Directions> Output every line of the listing below as a JSON list of strings, one string per line, with blank lines left out. Leave the pictures out.

>> Begin Listed entries

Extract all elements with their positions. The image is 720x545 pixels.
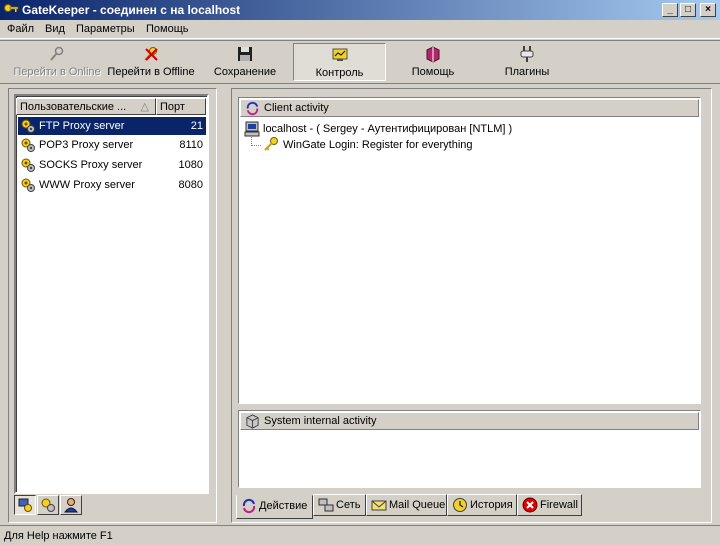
key-icon [264, 137, 278, 151]
network-gear-icon [18, 498, 32, 512]
title-bar: GateKeeper - соединен с на localhost _ □… [0, 0, 720, 20]
envelope-icon [371, 500, 387, 511]
list-item[interactable]: FTP Proxy server 21 [18, 117, 206, 135]
status-text: Для Help нажмите F1 [4, 530, 113, 542]
user-icon [63, 498, 79, 513]
tab-action[interactable]: Действие [236, 495, 313, 519]
tree-connector [251, 137, 261, 146]
control-button[interactable]: Контроль [293, 43, 386, 81]
go-offline-button[interactable]: Перейти в Offline [104, 43, 198, 81]
tab-network[interactable]: Сеть [313, 494, 366, 516]
gear-icon [21, 158, 35, 172]
activity-arrows-icon [242, 498, 256, 514]
floppy-icon [238, 47, 252, 61]
clock-icon [453, 498, 467, 512]
stop-icon [522, 497, 538, 513]
close-button[interactable]: × [700, 3, 716, 17]
computer-icon [244, 121, 260, 137]
tab-mail-queue[interactable]: Mail Queue [366, 494, 447, 516]
system-activity-panel[interactable]: System internal activity [238, 410, 701, 488]
help-book-icon [426, 46, 440, 63]
client-activity-panel[interactable]: Client activity localhost - ( Sergey - А… [238, 97, 701, 404]
maximize-button[interactable]: □ [680, 3, 696, 17]
system-activity-header: System internal activity [240, 412, 699, 430]
go-online-button[interactable]: Перейти в Online [10, 43, 104, 81]
menu-file[interactable]: Файл [7, 23, 34, 35]
status-bar: Для Help нажмите F1 [0, 525, 720, 545]
key-icon [50, 46, 64, 61]
view-services-button[interactable] [37, 495, 59, 515]
sort-arrow-icon: △ [140, 101, 149, 113]
view-users-button[interactable] [60, 495, 82, 515]
list-item[interactable]: WWW Proxy server 8080 [18, 176, 206, 194]
list-item[interactable]: SOCKS Proxy server 1080 [18, 156, 206, 174]
gear-icon [21, 138, 35, 152]
client-activity-header: Client activity [240, 99, 699, 117]
view-network-button[interactable] [14, 495, 36, 515]
menu-view[interactable]: Вид [45, 23, 65, 35]
minimize-button[interactable]: _ [662, 3, 678, 17]
gear-icon [21, 119, 35, 133]
network-icon [318, 498, 334, 512]
plugins-button[interactable]: Плагины [495, 43, 559, 81]
help-button[interactable]: Помощь [398, 43, 468, 81]
list-item[interactable]: POP3 Proxy server 8110 [18, 136, 206, 154]
activity-arrows-icon [246, 101, 259, 116]
gear-icon [21, 178, 35, 192]
menu-help[interactable]: Помощь [146, 23, 189, 35]
column-header-port[interactable]: Порт [156, 98, 206, 115]
menu-options[interactable]: Параметры [76, 23, 135, 35]
save-button[interactable]: Сохранение [205, 43, 285, 81]
cube-icon [246, 414, 259, 429]
gears-icon [41, 498, 55, 512]
plug-icon [520, 46, 534, 62]
window-title: GateKeeper - соединен с на localhost [22, 3, 241, 17]
menu-bar: Файл Вид Параметры Помощь [0, 20, 720, 39]
tab-history[interactable]: История [447, 494, 517, 516]
key-offline-icon [144, 47, 158, 61]
services-list[interactable]: Пользовательские ... △ Порт FTP Proxy se… [14, 94, 209, 494]
key-icon [4, 4, 19, 12]
tab-firewall[interactable]: Firewall [517, 494, 582, 516]
column-header-name[interactable]: Пользовательские ... △ [16, 98, 156, 115]
toolbar: Перейти в Online Перейти в Offline Сохра… [0, 40, 720, 84]
monitor-icon [332, 48, 347, 61]
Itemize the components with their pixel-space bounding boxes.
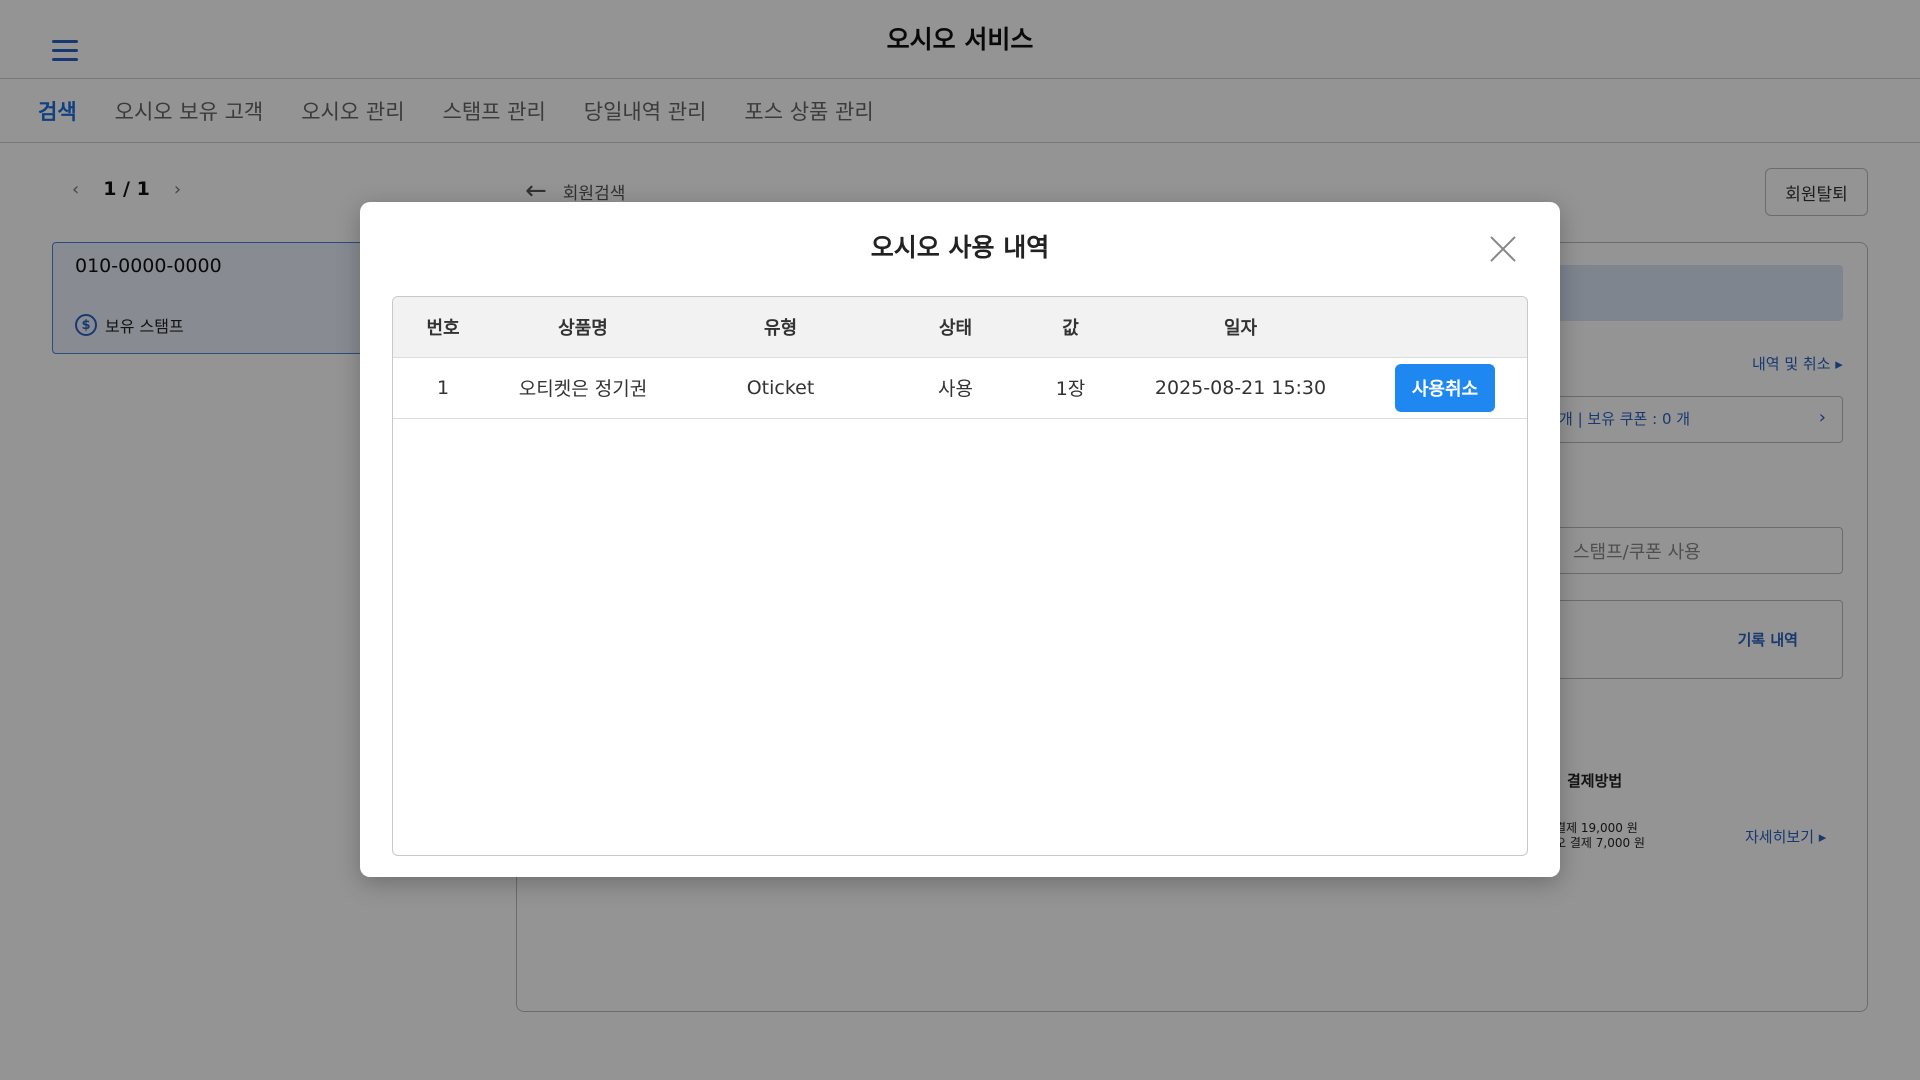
table-row: 1 오티켓은 정기권 Oticket 사용 1장 2025-08-21 15:3… — [393, 357, 1527, 418]
cell-date: 2025-08-21 15:30 — [1154, 376, 1327, 399]
cell-action: 사용취소 — [1363, 357, 1527, 418]
cancel-usage-button[interactable]: 사용취소 — [1395, 363, 1495, 412]
col-action — [1363, 297, 1527, 357]
close-icon[interactable] — [1488, 234, 1518, 264]
modal-title: 오시오 사용 내역 — [870, 233, 1050, 262]
col-date: 일자 — [1223, 317, 1258, 339]
cell-status: 사용 — [938, 378, 973, 400]
col-status: 상태 — [938, 317, 973, 339]
usage-history-modal: 오시오 사용 내역 번호 상품명 유형 상태 값 일자 1 오티켓은 정기권 O — [360, 202, 1560, 877]
cell-number: 1 — [436, 376, 450, 399]
table-header-row: 번호 상품명 유형 상태 값 일자 — [393, 297, 1527, 357]
col-product: 상품명 — [558, 317, 608, 339]
cell-type: Oticket — [746, 376, 815, 399]
col-value: 값 — [1062, 317, 1079, 339]
usage-table: 번호 상품명 유형 상태 값 일자 1 오티켓은 정기권 Oticket 사용 … — [393, 297, 1527, 419]
col-type: 유형 — [763, 317, 798, 339]
usage-table-container: 번호 상품명 유형 상태 값 일자 1 오티켓은 정기권 Oticket 사용 … — [392, 296, 1528, 856]
col-number: 번호 — [426, 317, 460, 339]
cell-product: 오티켓은 정기권 — [518, 378, 648, 400]
cell-value: 1장 — [1055, 378, 1086, 400]
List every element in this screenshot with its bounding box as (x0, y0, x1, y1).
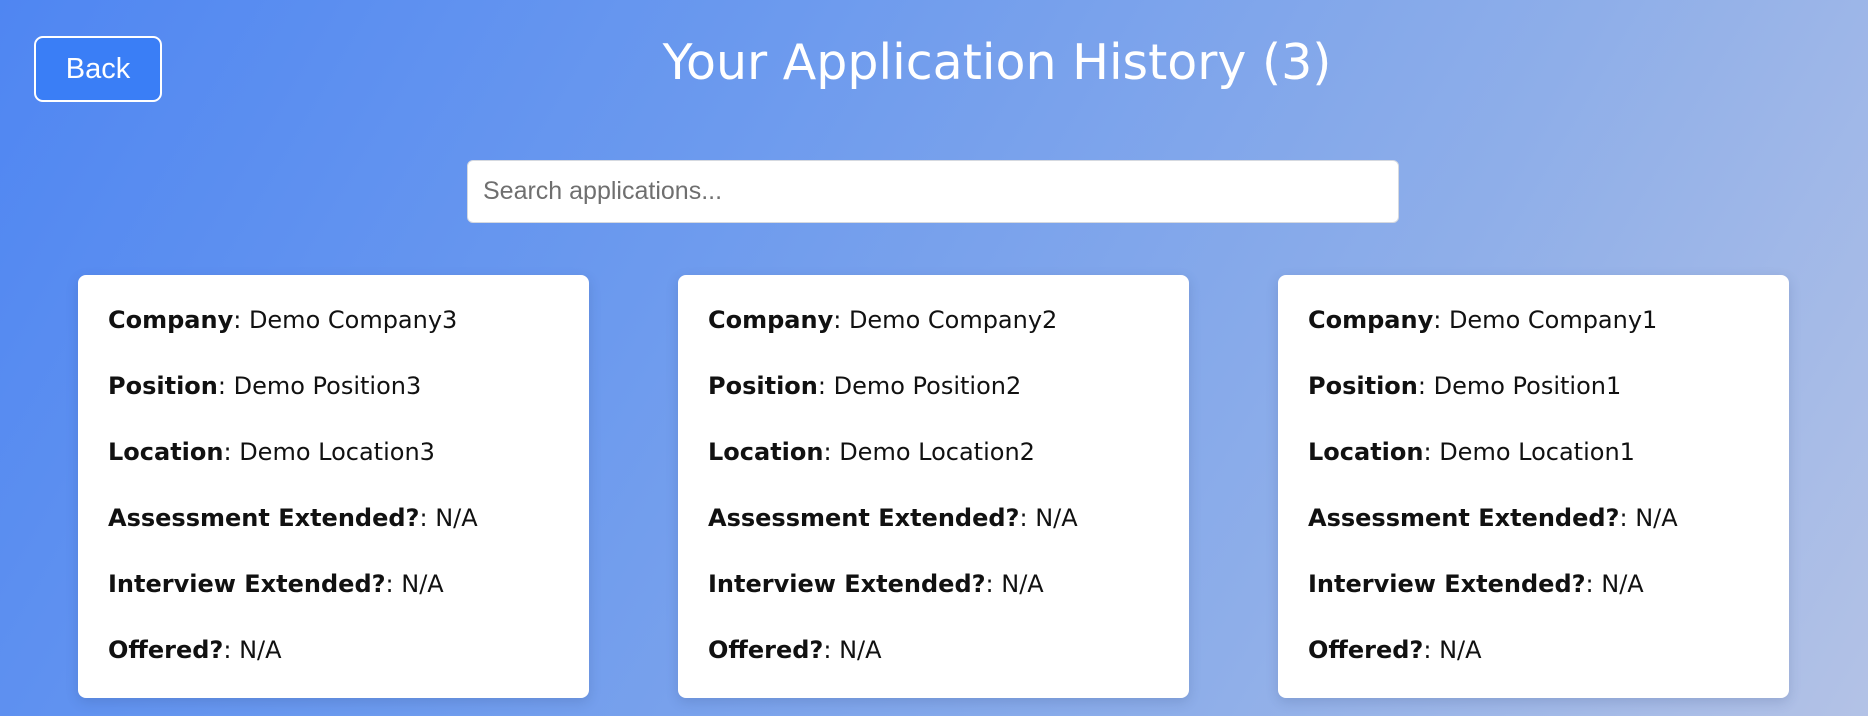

>> End Listed entries

Task output>
[
  "Extract all elements with their positions. The image is 720x545 pixels.",
  "key-icon [264, 137, 278, 151]",
  "network-gear-icon [18, 498, 32, 512]",
  "title-bar: GateKeeper - соединен с на localhost _ □… [0, 0, 720, 20]",
  "envelope-icon [371, 500, 387, 511]",
  "list-item[interactable]: FTP Proxy server 21 [18, 117, 206, 135]",
  "status-text: Для Help нажмите F1 [4, 530, 113, 542]",
  "user-icon [63, 498, 79, 513]",
  "tab-action[interactable]: Действие [236, 495, 313, 519]",
  "tree-connector [251, 137, 261, 146]",
  "control-button[interactable]: Контроль [293, 43, 386, 81]",
  "go-offline-button[interactable]: Перейти в Offline [104, 43, 198, 81]",
  "tab-network[interactable]: Сеть [313, 494, 366, 516]",
  "gear-icon [21, 158, 35, 172]",
  "activity-arrows-icon [242, 498, 256, 514]",
  "floppy-icon [238, 47, 252, 61]",
  "clock-icon [453, 498, 467, 512]",
  "stop-icon [522, 497, 538, 513]",
  "close-button[interactable]: × [700, 3, 716, 17]",
  "computer-icon [244, 121, 260, 137]",
  "tab-mail-queue[interactable]: Mail Queue [366, 494, 447, 516]",
  "system-activity-panel[interactable]: System internal activity [238, 410, 701, 488]",
  "help-book-icon [426, 46, 440, 63]",
  "client-activity-panel[interactable]: Client activity localhost - ( Sergey - А… [238, 97, 701, 404]",
  "maximize-button[interactable]: □ [680, 3, 696, 17]",
  "system-activity-header: System internal activity [240, 412, 699, 430]",
  "go-online-button[interactable]: Перейти в Online [10, 43, 104, 81]",
  "menu-file[interactable]: Файл [7, 23, 34, 35]",
  "status-bar: Для Help нажмите F1 [0, 525, 720, 545]",
  "key-icon [50, 46, 64, 61]",
  "view-services-button[interactable] [37, 495, 59, 515]",
  "sort-arrow-icon: △ [140, 101, 149, 113]",
  "view-users-button[interactable] [60, 495, 82, 515]",
  "list-item[interactable]: WWW Proxy server 8080 [18, 176, 206, 194]",
  "list-item[interactable]: SOCKS Proxy server 1080 [18, 156, 206, 174]",
  "gear-icon [21, 138, 35, 152]",
  "client-activity-header: Client activity [240, 99, 699, 117]",
  "view-network-button[interactable] [14, 495, 36, 515]",
  "menu-view[interactable]: Вид [45, 23, 65, 35]",
  "minimize-button[interactable]: _ [662, 3, 678, 17]",
  "gear-icon [21, 119, 35, 133]",
  "network-icon [318, 498, 334, 512]",
  "plugins-button[interactable]: Плагины [495, 43, 559, 81]",
  "help-button[interactable]: Помощь [398, 43, 468, 81]",
  "list-item[interactable]: POP3 Proxy server 8110 [18, 136, 206, 154]",
  "activity-arrows-icon [246, 101, 259, 116]",
  "gear-icon [21, 178, 35, 192]",
  "menu-help[interactable]: Помощь [146, 23, 189, 35]",
  "column-header-port[interactable]: Порт [156, 98, 206, 115]",
  "menu-options[interactable]: Параметры [76, 23, 135, 35]",
  "save-button[interactable]: Сохранение [205, 43, 285, 81]",
  "cube-icon [246, 414, 259, 429]",
  "gears-icon [41, 498, 55, 512]",
  "plug-icon [520, 46, 534, 62]",
  "window-title: GateKeeper - соединен с на localhost [22, 3, 241, 17]",
  "menu-bar: Файл Вид Параметры Помощь [0, 20, 720, 39]",
  "tab-history[interactable]: История [447, 494, 517, 516]",
  "key-offline-icon [144, 47, 158, 61]",
  "services-list[interactable]: Пользовательские ... △ Порт FTP Proxy se… [14, 94, 209, 494]",
  "key-icon [4, 4, 19, 12]",
  "tab-firewall[interactable]: Firewall [517, 494, 582, 516]",
  "column-header-name[interactable]: Пользовательские ... △ [16, 98, 156, 115]",
  "toolbar: Перейти в Online Перейти в Offline Сохра… [0, 40, 720, 84]",
  "monitor-icon [332, 48, 347, 61]",
  "Itemize the components with their pixel-space bounding boxes.",
  "table-row: 1 오티켓은 정기권 Oticket 사용 1장 2025-08-21 15:3… — [393, 357, 1527, 418]",
  "cell-date: 2025-08-21 15:30 — [1154, 376, 1327, 399]",
  "cell-action: 사용취소 — [1363, 357, 1527, 418]",
  "cancel-usage-button[interactable]: 사용취소 — [1395, 363, 1495, 412]",
  "col-action — [1363, 297, 1527, 357]",
  "close-icon[interactable] — [1488, 234, 1518, 264]",
  "modal-title: 오시오 사용 내역 — [870, 233, 1050, 262]",
  "col-date: 일자 — [1223, 317, 1258, 339]",
  "cell-status: 사용 — [938, 378, 973, 400]",
  "col-status: 상태 — [938, 317, 973, 339]",
  "usage-history-modal: 오시오 사용 내역 번호 상품명 유형 상태 값 일자 1 오티켓은 정기권 O — [360, 202, 1560, 877]",
  "cell-number: 1 — [436, 376, 450, 399]",
  "table-header-row: 번호 상품명 유형 상태 값 일자 — [393, 297, 1527, 357]",
  "col-product: 상품명 — [558, 317, 608, 339]",
  "cell-type: Oticket — [746, 376, 815, 399]",
  "col-value: 값 — [1062, 317, 1079, 339]",
  "usage-table: 번호 상품명 유형 상태 값 일자 1 오티켓은 정기권 Oticket 사용 … — [393, 297, 1527, 419]",
  "col-type: 유형 — [763, 317, 798, 339]",
  "usage-table-container: 번호 상품명 유형 상태 값 일자 1 오티켓은 정기권 Oticket 사용 … — [392, 296, 1528, 856]",
  "col-number: 번호 — [426, 317, 460, 339]",
  "cell-product: 오티켓은 정기권 — [518, 378, 648, 400]",
  "cell-value: 1장 — [1055, 378, 1086, 400]",
  "List every element in this screenshot with its bounding box as (x0, y0, x1, y1)."
]